> SUPPLIED RECORDS
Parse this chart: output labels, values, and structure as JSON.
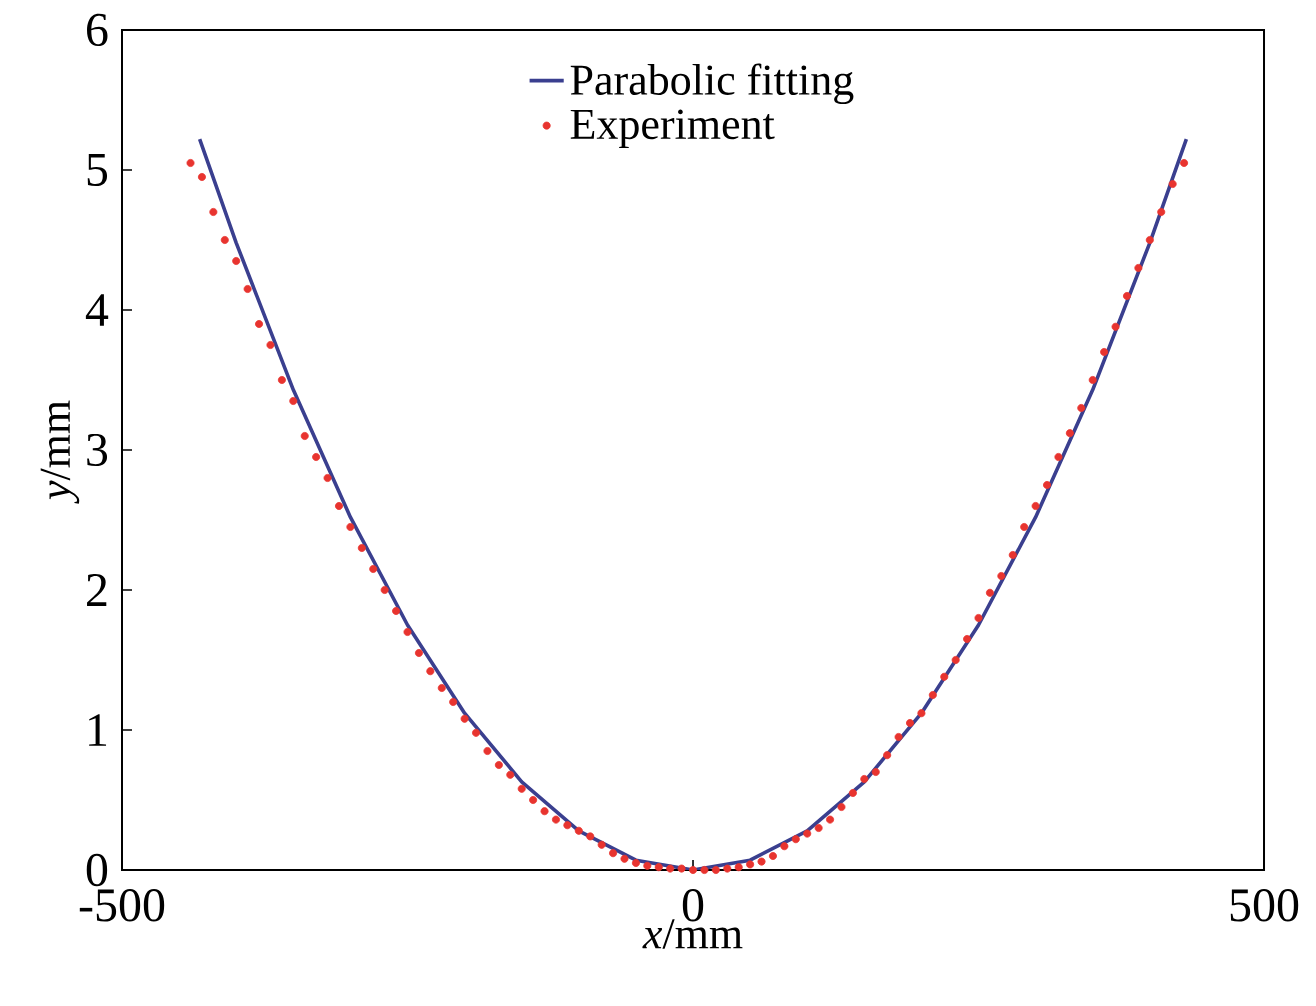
{
  "chart_data": {
    "type": "scatter",
    "xlabel": "*x*/mm",
    "ylabel": "*y*/mm",
    "xlim": [
      -500,
      500
    ],
    "xticks": [
      -500,
      0,
      500
    ],
    "ylim": [
      0,
      6
    ],
    "yticks": [
      0,
      1,
      2,
      3,
      4,
      5,
      6
    ],
    "legend": "top",
    "grid": false,
    "series": [
      {
        "name": "Parabolic fitting",
        "type": "line",
        "color": "#3a3f8f",
        "marker": "none",
        "line_style": "solid",
        "x": [
          -432,
          -400,
          -350,
          -300,
          -250,
          -200,
          -150,
          -100,
          -50,
          0,
          50,
          100,
          150,
          200,
          250,
          300,
          350,
          400,
          432
        ],
        "values": [
          5.22,
          4.48,
          3.43,
          2.52,
          1.75,
          1.12,
          0.63,
          0.28,
          0.07,
          0,
          0.07,
          0.28,
          0.63,
          1.12,
          1.75,
          2.52,
          3.43,
          4.48,
          5.22
        ]
      },
      {
        "name": "Experiment",
        "color": "#e8342f",
        "marker": "circle",
        "x": [
          -440,
          -430,
          -420,
          -410,
          -400,
          -390,
          -380,
          -370,
          -360,
          -350,
          -340,
          -330,
          -320,
          -310,
          -300,
          -290,
          -280,
          -270,
          -260,
          -250,
          -240,
          -230,
          -220,
          -210,
          -200,
          -190,
          -180,
          -170,
          -160,
          -150,
          -140,
          -130,
          -120,
          -110,
          -100,
          -90,
          -80,
          -70,
          -60,
          -50,
          -40,
          -30,
          -20,
          -10,
          0,
          10,
          20,
          30,
          40,
          50,
          60,
          70,
          80,
          90,
          100,
          110,
          120,
          130,
          140,
          150,
          160,
          170,
          180,
          190,
          200,
          210,
          220,
          230,
          240,
          250,
          260,
          270,
          280,
          290,
          300,
          310,
          320,
          330,
          340,
          350,
          360,
          370,
          380,
          390,
          400,
          410,
          420,
          430
        ],
        "values": [
          5.05,
          4.95,
          4.7,
          4.5,
          4.35,
          4.15,
          3.9,
          3.75,
          3.5,
          3.35,
          3.1,
          2.95,
          2.8,
          2.6,
          2.45,
          2.3,
          2.15,
          2.0,
          1.85,
          1.7,
          1.55,
          1.42,
          1.3,
          1.2,
          1.08,
          0.98,
          0.85,
          0.75,
          0.68,
          0.58,
          0.5,
          0.42,
          0.36,
          0.32,
          0.28,
          0.24,
          0.18,
          0.12,
          0.08,
          0.05,
          0.03,
          0.02,
          0.01,
          0.01,
          0.0,
          0.0,
          0.0,
          0.01,
          0.02,
          0.04,
          0.06,
          0.1,
          0.17,
          0.22,
          0.26,
          0.3,
          0.36,
          0.45,
          0.55,
          0.65,
          0.7,
          0.82,
          0.95,
          1.05,
          1.12,
          1.25,
          1.38,
          1.5,
          1.65,
          1.8,
          1.98,
          2.1,
          2.25,
          2.45,
          2.6,
          2.75,
          2.95,
          3.12,
          3.3,
          3.5,
          3.7,
          3.88,
          4.1,
          4.3,
          4.5,
          4.7,
          4.9,
          5.05
        ]
      }
    ]
  }
}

> THE PROBLEM
Reproduce the data above in full, exactly as it is, with the pictures left out.

> WRITTEN ANSWER
Parse this chart: output labels, values, and structure as JSON.
{
  "chart_data": {
    "type": "scatter",
    "xlabel": "*x*/mm",
    "ylabel": "*y*/mm",
    "xlim": [
      -500,
      500
    ],
    "xticks": [
      -500,
      0,
      500
    ],
    "ylim": [
      0,
      6
    ],
    "yticks": [
      0,
      1,
      2,
      3,
      4,
      5,
      6
    ],
    "legend": "top",
    "grid": false,
    "series": [
      {
        "name": "Parabolic fitting",
        "type": "line",
        "color": "#3a3f8f",
        "marker": "none",
        "line_style": "solid",
        "x": [
          -432,
          -400,
          -350,
          -300,
          -250,
          -200,
          -150,
          -100,
          -50,
          0,
          50,
          100,
          150,
          200,
          250,
          300,
          350,
          400,
          432
        ],
        "values": [
          5.22,
          4.48,
          3.43,
          2.52,
          1.75,
          1.12,
          0.63,
          0.28,
          0.07,
          0,
          0.07,
          0.28,
          0.63,
          1.12,
          1.75,
          2.52,
          3.43,
          4.48,
          5.22
        ]
      },
      {
        "name": "Experiment",
        "color": "#e8342f",
        "marker": "circle",
        "x": [
          -440,
          -430,
          -420,
          -410,
          -400,
          -390,
          -380,
          -370,
          -360,
          -350,
          -340,
          -330,
          -320,
          -310,
          -300,
          -290,
          -280,
          -270,
          -260,
          -250,
          -240,
          -230,
          -220,
          -210,
          -200,
          -190,
          -180,
          -170,
          -160,
          -150,
          -140,
          -130,
          -120,
          -110,
          -100,
          -90,
          -80,
          -70,
          -60,
          -50,
          -40,
          -30,
          -20,
          -10,
          0,
          10,
          20,
          30,
          40,
          50,
          60,
          70,
          80,
          90,
          100,
          110,
          120,
          130,
          140,
          150,
          160,
          170,
          180,
          190,
          200,
          210,
          220,
          230,
          240,
          250,
          260,
          270,
          280,
          290,
          300,
          310,
          320,
          330,
          340,
          350,
          360,
          370,
          380,
          390,
          400,
          410,
          420,
          430
        ],
        "values": [
          5.05,
          4.95,
          4.7,
          4.5,
          4.35,
          4.15,
          3.9,
          3.75,
          3.5,
          3.35,
          3.1,
          2.95,
          2.8,
          2.6,
          2.45,
          2.3,
          2.15,
          2.0,
          1.85,
          1.7,
          1.55,
          1.42,
          1.3,
          1.2,
          1.08,
          0.98,
          0.85,
          0.75,
          0.68,
          0.58,
          0.5,
          0.42,
          0.36,
          0.32,
          0.28,
          0.24,
          0.18,
          0.12,
          0.08,
          0.05,
          0.03,
          0.02,
          0.01,
          0.01,
          0.0,
          0.0,
          0.0,
          0.01,
          0.02,
          0.04,
          0.06,
          0.1,
          0.17,
          0.22,
          0.26,
          0.3,
          0.36,
          0.45,
          0.55,
          0.65,
          0.7,
          0.82,
          0.95,
          1.05,
          1.12,
          1.25,
          1.38,
          1.5,
          1.65,
          1.8,
          1.98,
          2.1,
          2.25,
          2.45,
          2.6,
          2.75,
          2.95,
          3.12,
          3.3,
          3.5,
          3.7,
          3.88,
          4.1,
          4.3,
          4.5,
          4.7,
          4.9,
          5.05
        ]
      }
    ]
  }
}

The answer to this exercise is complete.